**Problem to work on**
Collect all lines below with the string "screenshot".

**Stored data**
>> START

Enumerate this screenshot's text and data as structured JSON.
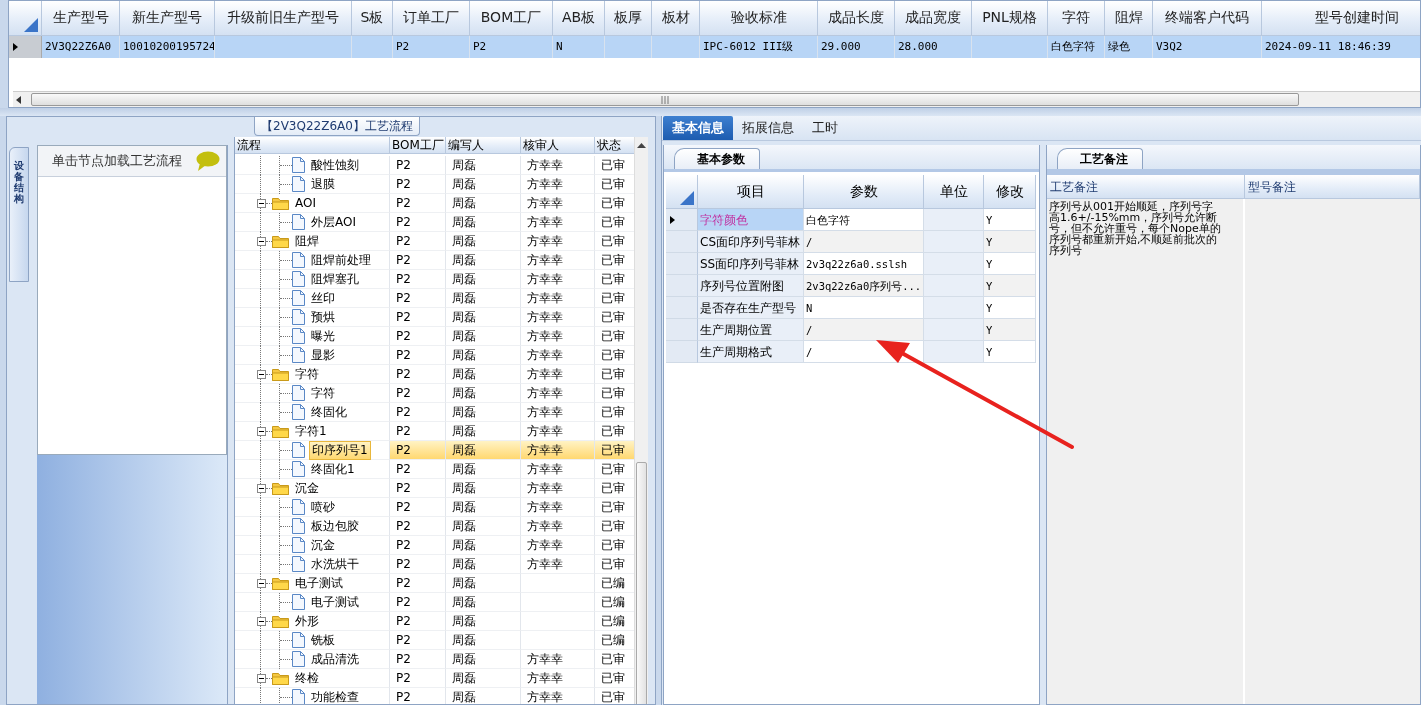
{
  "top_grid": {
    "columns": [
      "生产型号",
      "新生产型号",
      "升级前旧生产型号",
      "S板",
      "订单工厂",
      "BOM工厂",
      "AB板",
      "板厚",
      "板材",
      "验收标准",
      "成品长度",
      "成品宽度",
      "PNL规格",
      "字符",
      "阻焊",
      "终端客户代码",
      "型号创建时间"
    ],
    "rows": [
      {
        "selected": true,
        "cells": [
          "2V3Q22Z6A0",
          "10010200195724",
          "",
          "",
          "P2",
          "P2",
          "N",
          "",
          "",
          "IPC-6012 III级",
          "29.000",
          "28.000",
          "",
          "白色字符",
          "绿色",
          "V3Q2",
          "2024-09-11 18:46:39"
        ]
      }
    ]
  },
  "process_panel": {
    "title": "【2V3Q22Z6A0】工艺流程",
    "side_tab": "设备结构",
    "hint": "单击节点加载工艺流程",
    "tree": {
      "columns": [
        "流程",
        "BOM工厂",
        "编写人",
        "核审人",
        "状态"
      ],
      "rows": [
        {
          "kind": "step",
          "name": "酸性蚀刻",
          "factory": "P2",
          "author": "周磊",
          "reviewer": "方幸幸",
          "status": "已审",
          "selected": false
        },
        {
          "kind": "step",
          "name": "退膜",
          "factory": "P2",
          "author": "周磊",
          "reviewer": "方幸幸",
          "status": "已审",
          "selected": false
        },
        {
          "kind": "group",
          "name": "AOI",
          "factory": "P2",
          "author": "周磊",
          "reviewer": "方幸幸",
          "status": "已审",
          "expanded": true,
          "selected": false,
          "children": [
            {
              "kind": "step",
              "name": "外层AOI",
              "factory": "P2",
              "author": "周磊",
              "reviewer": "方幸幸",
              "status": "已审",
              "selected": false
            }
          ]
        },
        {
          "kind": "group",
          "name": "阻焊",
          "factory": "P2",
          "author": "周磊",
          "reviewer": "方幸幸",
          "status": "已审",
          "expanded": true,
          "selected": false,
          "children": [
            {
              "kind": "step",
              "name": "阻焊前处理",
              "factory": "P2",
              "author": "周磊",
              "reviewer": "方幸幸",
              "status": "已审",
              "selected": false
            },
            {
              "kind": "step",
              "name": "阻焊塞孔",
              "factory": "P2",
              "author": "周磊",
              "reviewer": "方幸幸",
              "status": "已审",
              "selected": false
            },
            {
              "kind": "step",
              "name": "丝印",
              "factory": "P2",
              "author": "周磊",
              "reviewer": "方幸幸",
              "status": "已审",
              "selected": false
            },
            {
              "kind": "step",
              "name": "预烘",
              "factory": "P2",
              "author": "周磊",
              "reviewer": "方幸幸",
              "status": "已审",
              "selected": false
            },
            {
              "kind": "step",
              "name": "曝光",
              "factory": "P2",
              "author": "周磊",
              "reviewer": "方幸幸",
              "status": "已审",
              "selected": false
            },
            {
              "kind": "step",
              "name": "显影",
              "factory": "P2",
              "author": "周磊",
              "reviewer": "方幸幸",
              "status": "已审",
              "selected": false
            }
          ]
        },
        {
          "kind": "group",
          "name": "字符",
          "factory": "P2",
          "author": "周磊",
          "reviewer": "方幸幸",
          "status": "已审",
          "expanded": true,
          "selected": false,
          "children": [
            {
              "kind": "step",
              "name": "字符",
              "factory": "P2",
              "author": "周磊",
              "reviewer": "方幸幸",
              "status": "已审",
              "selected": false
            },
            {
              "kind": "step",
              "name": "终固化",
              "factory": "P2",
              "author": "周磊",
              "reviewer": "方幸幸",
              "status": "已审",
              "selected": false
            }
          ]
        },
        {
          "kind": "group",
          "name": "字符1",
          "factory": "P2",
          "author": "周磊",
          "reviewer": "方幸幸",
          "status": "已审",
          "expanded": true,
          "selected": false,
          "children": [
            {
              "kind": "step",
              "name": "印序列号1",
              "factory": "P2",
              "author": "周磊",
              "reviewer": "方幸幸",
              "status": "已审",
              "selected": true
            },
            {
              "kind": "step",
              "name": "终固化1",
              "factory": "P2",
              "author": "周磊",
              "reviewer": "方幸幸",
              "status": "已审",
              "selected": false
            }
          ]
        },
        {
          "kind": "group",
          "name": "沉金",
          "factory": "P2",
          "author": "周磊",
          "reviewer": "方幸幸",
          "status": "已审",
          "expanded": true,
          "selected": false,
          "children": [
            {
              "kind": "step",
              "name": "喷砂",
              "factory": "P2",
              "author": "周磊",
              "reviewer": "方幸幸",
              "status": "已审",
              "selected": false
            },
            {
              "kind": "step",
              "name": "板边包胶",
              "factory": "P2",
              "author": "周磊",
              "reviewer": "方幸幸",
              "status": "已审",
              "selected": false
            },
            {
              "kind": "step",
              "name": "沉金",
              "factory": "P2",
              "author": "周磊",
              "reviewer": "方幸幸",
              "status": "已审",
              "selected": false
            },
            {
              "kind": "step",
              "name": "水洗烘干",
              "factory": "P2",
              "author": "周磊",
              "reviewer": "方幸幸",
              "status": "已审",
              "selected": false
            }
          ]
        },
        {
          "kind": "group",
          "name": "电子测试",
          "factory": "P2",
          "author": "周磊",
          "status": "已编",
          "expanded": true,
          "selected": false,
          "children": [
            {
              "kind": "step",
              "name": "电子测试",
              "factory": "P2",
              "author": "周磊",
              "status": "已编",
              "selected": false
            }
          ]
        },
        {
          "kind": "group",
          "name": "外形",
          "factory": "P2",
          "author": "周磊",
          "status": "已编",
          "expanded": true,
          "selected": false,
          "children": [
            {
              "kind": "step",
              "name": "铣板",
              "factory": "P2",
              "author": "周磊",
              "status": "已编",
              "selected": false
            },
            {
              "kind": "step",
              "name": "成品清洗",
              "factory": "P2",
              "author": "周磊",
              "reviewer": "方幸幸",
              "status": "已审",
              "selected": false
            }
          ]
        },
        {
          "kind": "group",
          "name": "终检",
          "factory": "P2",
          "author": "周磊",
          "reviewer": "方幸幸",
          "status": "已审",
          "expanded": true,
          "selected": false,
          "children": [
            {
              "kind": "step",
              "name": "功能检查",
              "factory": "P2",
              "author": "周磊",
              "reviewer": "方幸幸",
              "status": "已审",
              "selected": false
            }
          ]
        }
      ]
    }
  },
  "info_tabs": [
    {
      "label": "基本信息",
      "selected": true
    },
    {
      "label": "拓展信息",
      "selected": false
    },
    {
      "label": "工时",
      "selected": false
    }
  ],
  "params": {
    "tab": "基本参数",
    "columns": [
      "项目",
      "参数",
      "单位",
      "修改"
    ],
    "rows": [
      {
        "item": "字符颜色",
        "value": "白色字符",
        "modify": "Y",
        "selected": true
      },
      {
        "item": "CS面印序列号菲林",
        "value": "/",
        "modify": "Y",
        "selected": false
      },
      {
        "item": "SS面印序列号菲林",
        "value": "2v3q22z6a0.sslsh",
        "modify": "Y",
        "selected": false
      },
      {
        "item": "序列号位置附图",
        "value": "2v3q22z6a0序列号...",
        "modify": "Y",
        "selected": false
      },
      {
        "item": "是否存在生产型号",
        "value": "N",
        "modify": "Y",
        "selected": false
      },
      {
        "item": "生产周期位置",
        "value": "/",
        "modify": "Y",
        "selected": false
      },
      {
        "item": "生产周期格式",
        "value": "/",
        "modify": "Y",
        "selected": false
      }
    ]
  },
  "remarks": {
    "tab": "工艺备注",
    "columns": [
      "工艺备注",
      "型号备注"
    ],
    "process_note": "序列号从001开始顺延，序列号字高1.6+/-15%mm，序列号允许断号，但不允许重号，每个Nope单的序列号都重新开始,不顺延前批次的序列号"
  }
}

>> END
>> START

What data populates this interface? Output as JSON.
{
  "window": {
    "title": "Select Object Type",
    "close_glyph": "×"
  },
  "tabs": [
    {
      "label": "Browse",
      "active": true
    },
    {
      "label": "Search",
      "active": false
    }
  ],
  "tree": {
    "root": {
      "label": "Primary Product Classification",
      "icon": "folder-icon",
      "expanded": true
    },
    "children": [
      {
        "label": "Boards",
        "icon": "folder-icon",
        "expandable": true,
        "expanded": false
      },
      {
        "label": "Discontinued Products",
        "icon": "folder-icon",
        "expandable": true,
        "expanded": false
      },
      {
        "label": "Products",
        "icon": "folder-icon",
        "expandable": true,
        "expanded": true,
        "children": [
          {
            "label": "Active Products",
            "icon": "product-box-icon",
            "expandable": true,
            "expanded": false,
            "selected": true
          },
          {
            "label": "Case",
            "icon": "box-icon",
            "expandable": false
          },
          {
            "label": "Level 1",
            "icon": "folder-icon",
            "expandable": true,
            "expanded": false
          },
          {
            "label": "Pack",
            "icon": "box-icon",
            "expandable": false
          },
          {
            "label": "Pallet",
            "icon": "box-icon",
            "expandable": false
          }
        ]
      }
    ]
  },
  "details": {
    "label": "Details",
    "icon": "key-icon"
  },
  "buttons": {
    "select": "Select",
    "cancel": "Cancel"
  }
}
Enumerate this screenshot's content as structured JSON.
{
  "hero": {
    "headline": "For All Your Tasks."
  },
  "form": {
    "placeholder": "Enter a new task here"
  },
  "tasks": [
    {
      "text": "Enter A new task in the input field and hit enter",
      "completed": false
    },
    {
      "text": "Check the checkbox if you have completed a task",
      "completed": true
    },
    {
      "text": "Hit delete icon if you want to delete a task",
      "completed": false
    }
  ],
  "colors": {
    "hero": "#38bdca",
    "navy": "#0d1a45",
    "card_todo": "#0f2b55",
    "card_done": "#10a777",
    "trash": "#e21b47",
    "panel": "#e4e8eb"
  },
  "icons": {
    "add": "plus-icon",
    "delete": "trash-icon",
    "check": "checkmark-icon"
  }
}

>> END

**The reply**
Enumerate this screenshot's text and data as structured JSON.
Enumerate this screenshot's content as structured JSON.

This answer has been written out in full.